**WHAT YOU NEED TO DO**
Your job is to retype all of the data word for word, leaving every image out.

**RECORD SET**
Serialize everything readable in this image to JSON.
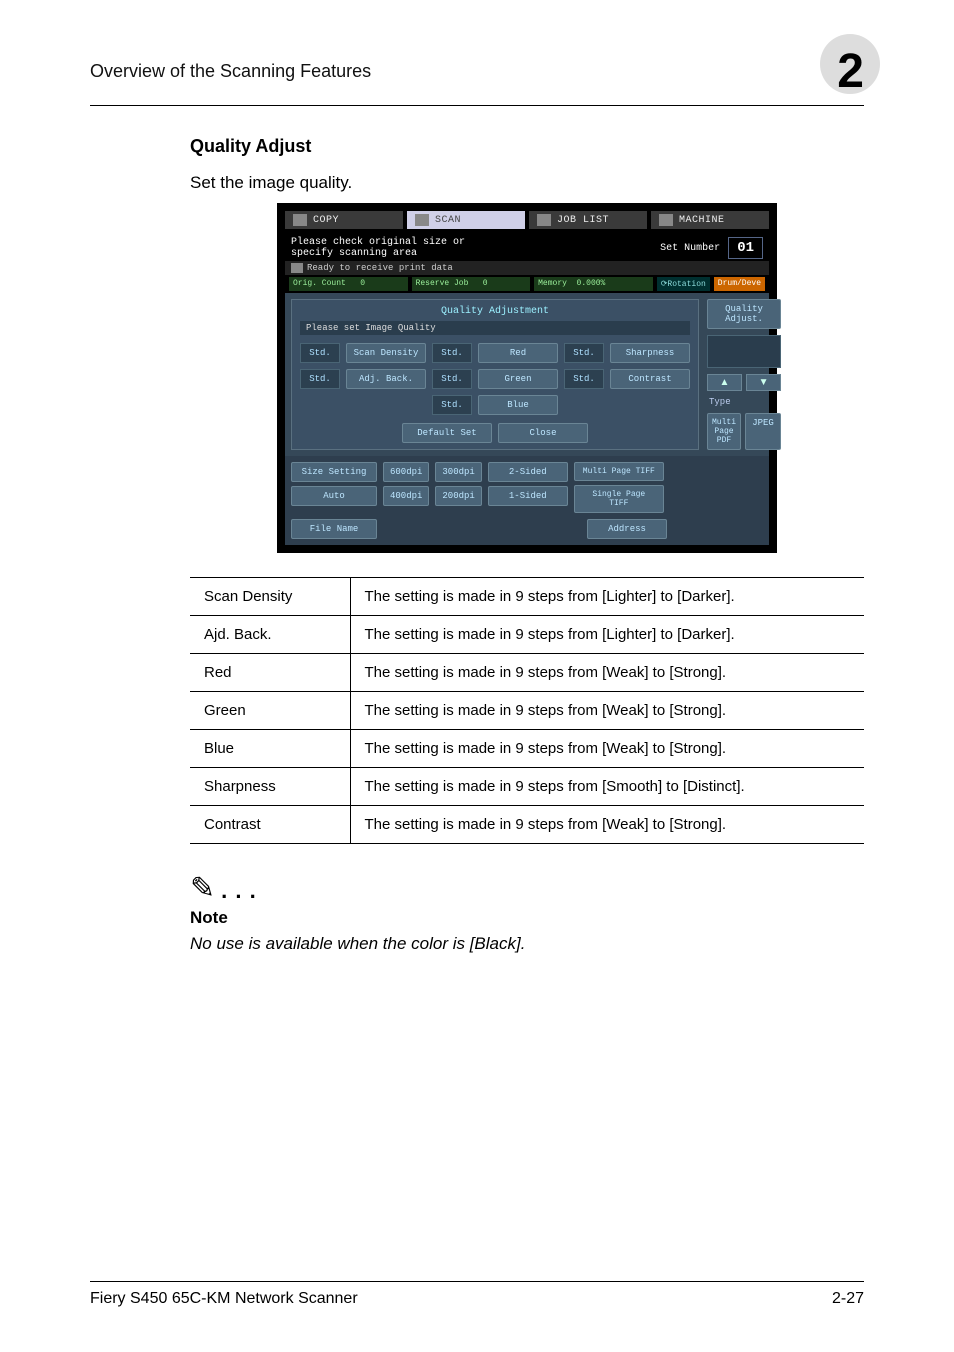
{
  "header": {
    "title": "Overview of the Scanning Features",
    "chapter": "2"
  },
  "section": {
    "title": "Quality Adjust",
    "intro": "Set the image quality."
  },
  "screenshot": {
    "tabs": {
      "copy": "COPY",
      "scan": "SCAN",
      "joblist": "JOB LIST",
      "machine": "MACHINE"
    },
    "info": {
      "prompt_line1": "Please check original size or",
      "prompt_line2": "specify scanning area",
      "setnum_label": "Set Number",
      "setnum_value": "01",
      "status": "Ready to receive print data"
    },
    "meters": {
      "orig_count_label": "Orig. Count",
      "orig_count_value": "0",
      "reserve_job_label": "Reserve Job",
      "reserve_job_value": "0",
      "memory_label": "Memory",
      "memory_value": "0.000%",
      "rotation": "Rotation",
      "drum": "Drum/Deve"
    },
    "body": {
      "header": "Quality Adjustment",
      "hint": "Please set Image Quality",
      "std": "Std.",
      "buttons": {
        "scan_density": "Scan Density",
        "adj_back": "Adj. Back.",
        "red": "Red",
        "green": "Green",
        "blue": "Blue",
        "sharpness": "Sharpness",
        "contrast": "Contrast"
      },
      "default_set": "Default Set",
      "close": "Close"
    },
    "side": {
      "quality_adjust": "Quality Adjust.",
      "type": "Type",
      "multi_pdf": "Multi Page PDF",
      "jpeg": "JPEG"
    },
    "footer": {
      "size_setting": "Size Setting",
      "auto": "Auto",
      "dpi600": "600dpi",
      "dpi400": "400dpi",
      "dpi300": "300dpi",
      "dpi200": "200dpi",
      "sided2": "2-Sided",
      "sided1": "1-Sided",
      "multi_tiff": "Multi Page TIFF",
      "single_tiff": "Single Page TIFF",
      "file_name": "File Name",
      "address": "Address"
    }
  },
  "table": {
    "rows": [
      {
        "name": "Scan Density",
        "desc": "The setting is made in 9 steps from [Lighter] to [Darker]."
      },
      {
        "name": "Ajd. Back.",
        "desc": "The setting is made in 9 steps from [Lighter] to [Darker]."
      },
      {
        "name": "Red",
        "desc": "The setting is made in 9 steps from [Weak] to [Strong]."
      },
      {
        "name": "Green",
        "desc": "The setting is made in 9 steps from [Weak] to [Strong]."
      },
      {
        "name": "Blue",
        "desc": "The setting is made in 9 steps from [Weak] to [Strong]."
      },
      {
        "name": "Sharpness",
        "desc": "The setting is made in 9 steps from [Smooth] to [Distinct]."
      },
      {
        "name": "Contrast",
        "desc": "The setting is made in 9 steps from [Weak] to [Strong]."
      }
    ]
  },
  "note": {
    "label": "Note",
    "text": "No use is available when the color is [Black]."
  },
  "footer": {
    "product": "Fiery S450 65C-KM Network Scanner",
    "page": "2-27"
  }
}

**ANSWER FOR THE TASK**
Serialize everything readable in this image to JSON.
{
  "header": {
    "title": "Overview of the Scanning Features",
    "chapter": "2"
  },
  "section": {
    "title": "Quality Adjust",
    "intro": "Set the image quality."
  },
  "screenshot": {
    "tabs": {
      "copy": "COPY",
      "scan": "SCAN",
      "joblist": "JOB LIST",
      "machine": "MACHINE"
    },
    "info": {
      "prompt_line1": "Please check original size or",
      "prompt_line2": "specify scanning area",
      "setnum_label": "Set Number",
      "setnum_value": "01",
      "status": "Ready to receive print data"
    },
    "meters": {
      "orig_count_label": "Orig. Count",
      "orig_count_value": "0",
      "reserve_job_label": "Reserve Job",
      "reserve_job_value": "0",
      "memory_label": "Memory",
      "memory_value": "0.000%",
      "rotation": "Rotation",
      "drum": "Drum/Deve"
    },
    "body": {
      "header": "Quality Adjustment",
      "hint": "Please set Image Quality",
      "std": "Std.",
      "buttons": {
        "scan_density": "Scan Density",
        "adj_back": "Adj. Back.",
        "red": "Red",
        "green": "Green",
        "blue": "Blue",
        "sharpness": "Sharpness",
        "contrast": "Contrast"
      },
      "default_set": "Default Set",
      "close": "Close"
    },
    "side": {
      "quality_adjust": "Quality Adjust.",
      "type": "Type",
      "multi_pdf": "Multi Page PDF",
      "jpeg": "JPEG"
    },
    "footer": {
      "size_setting": "Size Setting",
      "auto": "Auto",
      "dpi600": "600dpi",
      "dpi400": "400dpi",
      "dpi300": "300dpi",
      "dpi200": "200dpi",
      "sided2": "2-Sided",
      "sided1": "1-Sided",
      "multi_tiff": "Multi Page TIFF",
      "single_tiff": "Single Page TIFF",
      "file_name": "File Name",
      "address": "Address"
    }
  },
  "table": {
    "rows": [
      {
        "name": "Scan Density",
        "desc": "The setting is made in 9 steps from [Lighter] to [Darker]."
      },
      {
        "name": "Ajd. Back.",
        "desc": "The setting is made in 9 steps from [Lighter] to [Darker]."
      },
      {
        "name": "Red",
        "desc": "The setting is made in 9 steps from [Weak] to [Strong]."
      },
      {
        "name": "Green",
        "desc": "The setting is made in 9 steps from [Weak] to [Strong]."
      },
      {
        "name": "Blue",
        "desc": "The setting is made in 9 steps from [Weak] to [Strong]."
      },
      {
        "name": "Sharpness",
        "desc": "The setting is made in 9 steps from [Smooth] to [Distinct]."
      },
      {
        "name": "Contrast",
        "desc": "The setting is made in 9 steps from [Weak] to [Strong]."
      }
    ]
  },
  "note": {
    "label": "Note",
    "text": "No use is available when the color is [Black]."
  },
  "footer": {
    "product": "Fiery S450 65C-KM Network Scanner",
    "page": "2-27"
  }
}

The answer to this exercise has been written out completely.